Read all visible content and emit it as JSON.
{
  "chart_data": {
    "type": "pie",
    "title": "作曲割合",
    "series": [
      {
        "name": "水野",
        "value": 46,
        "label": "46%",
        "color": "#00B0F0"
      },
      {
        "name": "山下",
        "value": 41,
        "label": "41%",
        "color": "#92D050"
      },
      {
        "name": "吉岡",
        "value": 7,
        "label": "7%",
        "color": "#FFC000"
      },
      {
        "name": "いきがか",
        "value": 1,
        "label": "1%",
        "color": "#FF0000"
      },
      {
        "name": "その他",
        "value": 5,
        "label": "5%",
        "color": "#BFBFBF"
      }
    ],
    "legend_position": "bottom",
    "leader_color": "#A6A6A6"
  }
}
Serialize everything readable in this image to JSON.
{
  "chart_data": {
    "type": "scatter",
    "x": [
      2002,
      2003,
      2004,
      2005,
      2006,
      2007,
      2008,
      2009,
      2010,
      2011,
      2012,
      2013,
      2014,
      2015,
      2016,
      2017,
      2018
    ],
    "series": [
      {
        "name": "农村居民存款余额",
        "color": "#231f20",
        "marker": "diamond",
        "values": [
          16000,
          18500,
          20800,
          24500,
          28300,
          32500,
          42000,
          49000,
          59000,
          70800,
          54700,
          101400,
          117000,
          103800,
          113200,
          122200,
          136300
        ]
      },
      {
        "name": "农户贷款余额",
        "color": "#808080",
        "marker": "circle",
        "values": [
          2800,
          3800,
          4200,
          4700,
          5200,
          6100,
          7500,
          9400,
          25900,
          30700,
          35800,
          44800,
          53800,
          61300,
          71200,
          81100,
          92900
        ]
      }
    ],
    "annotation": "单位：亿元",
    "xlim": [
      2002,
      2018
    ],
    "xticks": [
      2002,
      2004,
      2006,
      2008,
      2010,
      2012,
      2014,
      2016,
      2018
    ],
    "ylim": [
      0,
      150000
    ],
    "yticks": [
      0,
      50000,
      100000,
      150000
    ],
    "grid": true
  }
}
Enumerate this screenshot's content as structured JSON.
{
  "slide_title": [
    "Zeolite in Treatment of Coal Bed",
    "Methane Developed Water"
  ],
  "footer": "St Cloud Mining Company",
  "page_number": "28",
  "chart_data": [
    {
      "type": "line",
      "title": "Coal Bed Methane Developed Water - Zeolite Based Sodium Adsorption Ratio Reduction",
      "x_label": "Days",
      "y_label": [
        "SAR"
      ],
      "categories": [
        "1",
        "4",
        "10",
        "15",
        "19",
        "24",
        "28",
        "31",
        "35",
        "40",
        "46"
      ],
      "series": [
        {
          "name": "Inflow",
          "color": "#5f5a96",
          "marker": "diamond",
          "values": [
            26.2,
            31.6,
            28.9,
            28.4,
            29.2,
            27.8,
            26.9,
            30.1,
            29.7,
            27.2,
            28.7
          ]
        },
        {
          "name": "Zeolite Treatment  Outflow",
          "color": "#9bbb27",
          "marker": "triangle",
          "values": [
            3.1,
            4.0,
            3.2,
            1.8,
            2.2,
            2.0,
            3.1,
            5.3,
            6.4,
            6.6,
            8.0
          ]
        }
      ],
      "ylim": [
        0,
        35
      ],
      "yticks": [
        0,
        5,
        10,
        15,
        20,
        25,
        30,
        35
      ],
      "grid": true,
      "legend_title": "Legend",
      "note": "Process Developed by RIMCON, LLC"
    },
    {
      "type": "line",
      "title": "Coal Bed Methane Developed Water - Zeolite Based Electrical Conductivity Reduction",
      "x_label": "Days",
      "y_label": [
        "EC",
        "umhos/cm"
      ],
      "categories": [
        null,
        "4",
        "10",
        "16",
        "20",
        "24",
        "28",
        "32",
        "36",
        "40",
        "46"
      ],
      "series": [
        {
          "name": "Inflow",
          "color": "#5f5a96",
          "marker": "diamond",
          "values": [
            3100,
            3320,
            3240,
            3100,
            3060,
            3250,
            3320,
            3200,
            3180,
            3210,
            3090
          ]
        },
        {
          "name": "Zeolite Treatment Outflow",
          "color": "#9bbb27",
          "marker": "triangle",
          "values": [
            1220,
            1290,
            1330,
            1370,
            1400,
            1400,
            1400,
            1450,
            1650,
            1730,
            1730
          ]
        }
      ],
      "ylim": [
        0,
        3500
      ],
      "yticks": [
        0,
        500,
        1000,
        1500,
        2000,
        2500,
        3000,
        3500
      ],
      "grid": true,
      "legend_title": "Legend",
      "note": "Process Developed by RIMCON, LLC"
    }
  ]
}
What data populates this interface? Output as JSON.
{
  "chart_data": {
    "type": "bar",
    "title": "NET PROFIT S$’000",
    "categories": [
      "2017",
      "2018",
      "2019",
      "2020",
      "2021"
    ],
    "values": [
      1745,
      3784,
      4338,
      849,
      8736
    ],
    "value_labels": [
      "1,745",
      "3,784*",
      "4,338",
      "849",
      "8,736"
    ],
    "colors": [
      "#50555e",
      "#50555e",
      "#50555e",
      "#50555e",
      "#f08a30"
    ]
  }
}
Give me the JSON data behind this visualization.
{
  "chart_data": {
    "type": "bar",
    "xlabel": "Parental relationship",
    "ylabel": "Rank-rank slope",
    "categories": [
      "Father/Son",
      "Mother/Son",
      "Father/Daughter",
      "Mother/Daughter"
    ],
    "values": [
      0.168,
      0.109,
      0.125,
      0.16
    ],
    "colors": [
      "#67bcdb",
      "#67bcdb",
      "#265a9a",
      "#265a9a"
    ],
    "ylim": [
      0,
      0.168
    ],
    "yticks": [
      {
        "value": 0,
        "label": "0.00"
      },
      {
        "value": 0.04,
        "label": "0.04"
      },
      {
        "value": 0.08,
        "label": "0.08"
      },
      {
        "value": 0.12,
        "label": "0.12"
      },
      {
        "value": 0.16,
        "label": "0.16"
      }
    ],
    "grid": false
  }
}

§ Your goal: Return the entries above exactly, each one complete.

§ Response:
Read all visible content and emit it as JSON.
{
  "chart_data": {
    "type": "pie",
    "title": "作曲割合",
    "series": [
      {
        "name": "水野",
        "value": 46,
        "label": "46%",
        "color": "#00B0F0"
      },
      {
        "name": "山下",
        "value": 41,
        "label": "41%",
        "color": "#92D050"
      },
      {
        "name": "吉岡",
        "value": 7,
        "label": "7%",
        "color": "#FFC000"
      },
      {
        "name": "いきがか",
        "value": 1,
        "label": "1%",
        "color": "#FF0000"
      },
      {
        "name": "その他",
        "value": 5,
        "label": "5%",
        "color": "#BFBFBF"
      }
    ],
    "legend_position": "bottom",
    "leader_color": "#A6A6A6"
  }
}
Serialize everything readable in this image to JSON.
{
  "chart_data": {
    "type": "scatter",
    "x": [
      2002,
      2003,
      2004,
      2005,
      2006,
      2007,
      2008,
      2009,
      2010,
      2011,
      2012,
      2013,
      2014,
      2015,
      2016,
      2017,
      2018
    ],
    "series": [
      {
        "name": "农村居民存款余额",
        "color": "#231f20",
        "marker": "diamond",
        "values": [
          16000,
          18500,
          20800,
          24500,
          28300,
          32500,
          42000,
          49000,
          59000,
          70800,
          54700,
          101400,
          117000,
          103800,
          113200,
          122200,
          136300
        ]
      },
      {
        "name": "农户贷款余额",
        "color": "#808080",
        "marker": "circle",
        "values": [
          2800,
          3800,
          4200,
          4700,
          5200,
          6100,
          7500,
          9400,
          25900,
          30700,
          35800,
          44800,
          53800,
          61300,
          71200,
          81100,
          92900
        ]
      }
    ],
    "annotation": "单位：亿元",
    "xlim": [
      2002,
      2018
    ],
    "xticks": [
      2002,
      2004,
      2006,
      2008,
      2010,
      2012,
      2014,
      2016,
      2018
    ],
    "ylim": [
      0,
      150000
    ],
    "yticks": [
      0,
      50000,
      100000,
      150000
    ],
    "grid": true
  }
}
Enumerate this screenshot's content as structured JSON.
{
  "slide_title": [
    "Zeolite in Treatment of Coal Bed",
    "Methane Developed Water"
  ],
  "footer": "St Cloud Mining Company",
  "page_number": "28",
  "chart_data": [
    {
      "type": "line",
      "title": "Coal Bed Methane Developed Water - Zeolite Based Sodium Adsorption Ratio Reduction",
      "x_label": "Days",
      "y_label": [
        "SAR"
      ],
      "categories": [
        "1",
        "4",
        "10",
        "15",
        "19",
        "24",
        "28",
        "31",
        "35",
        "40",
        "46"
      ],
      "series": [
        {
          "name": "Inflow",
          "color": "#5f5a96",
          "marker": "diamond",
          "values": [
            26.2,
            31.6,
            28.9,
            28.4,
            29.2,
            27.8,
            26.9,
            30.1,
            29.7,
            27.2,
            28.7
          ]
        },
        {
          "name": "Zeolite Treatment  Outflow",
          "color": "#9bbb27",
          "marker": "triangle",
          "values": [
            3.1,
            4.0,
            3.2,
            1.8,
            2.2,
            2.0,
            3.1,
            5.3,
            6.4,
            6.6,
            8.0
          ]
        }
      ],
      "ylim": [
        0,
        35
      ],
      "yticks": [
        0,
        5,
        10,
        15,
        20,
        25,
        30,
        35
      ],
      "grid": true,
      "legend_title": "Legend",
      "note": "Process Developed by RIMCON, LLC"
    },
    {
      "type": "line",
      "title": "Coal Bed Methane Developed Water - Zeolite Based Electrical Conductivity Reduction",
      "x_label": "Days",
      "y_label": [
        "EC",
        "umhos/cm"
      ],
      "categories": [
        null,
        "4",
        "10",
        "16",
        "20",
        "24",
        "28",
        "32",
        "36",
        "40",
        "46"
      ],
      "series": [
        {
          "name": "Inflow",
          "color": "#5f5a96",
          "marker": "diamond",
          "values": [
            3100,
            3320,
            3240,
            3100,
            3060,
            3250,
            3320,
            3200,
            3180,
            3210,
            3090
          ]
        },
        {
          "name": "Zeolite Treatment Outflow",
          "color": "#9bbb27",
          "marker": "triangle",
          "values": [
            1220,
            1290,
            1330,
            1370,
            1400,
            1400,
            1400,
            1450,
            1650,
            1730,
            1730
          ]
        }
      ],
      "ylim": [
        0,
        3500
      ],
      "yticks": [
        0,
        500,
        1000,
        1500,
        2000,
        2500,
        3000,
        3500
      ],
      "grid": true,
      "legend_title": "Legend",
      "note": "Process Developed by RIMCON, LLC"
    }
  ]
}
What data populates this interface? Output as JSON.
{
  "chart_data": {
    "type": "bar",
    "title": "NET PROFIT S$’000",
    "categories": [
      "2017",
      "2018",
      "2019",
      "2020",
      "2021"
    ],
    "values": [
      1745,
      3784,
      4338,
      849,
      8736
    ],
    "value_labels": [
      "1,745",
      "3,784*",
      "4,338",
      "849",
      "8,736"
    ],
    "colors": [
      "#50555e",
      "#50555e",
      "#50555e",
      "#50555e",
      "#f08a30"
    ]
  }
}
Give me the JSON data behind this visualization.
{
  "chart_data": {
    "type": "bar",
    "xlabel": "Parental relationship",
    "ylabel": "Rank-rank slope",
    "categories": [
      "Father/Son",
      "Mother/Son",
      "Father/Daughter",
      "Mother/Daughter"
    ],
    "values": [
      0.168,
      0.109,
      0.125,
      0.16
    ],
    "colors": [
      "#67bcdb",
      "#67bcdb",
      "#265a9a",
      "#265a9a"
    ],
    "ylim": [
      0,
      0.168
    ],
    "yticks": [
      {
        "value": 0,
        "label": "0.00"
      },
      {
        "value": 0.04,
        "label": "0.04"
      },
      {
        "value": 0.08,
        "label": "0.08"
      },
      {
        "value": 0.12,
        "label": "0.12"
      },
      {
        "value": 0.16,
        "label": "0.16"
      }
    ],
    "grid": false
  }
}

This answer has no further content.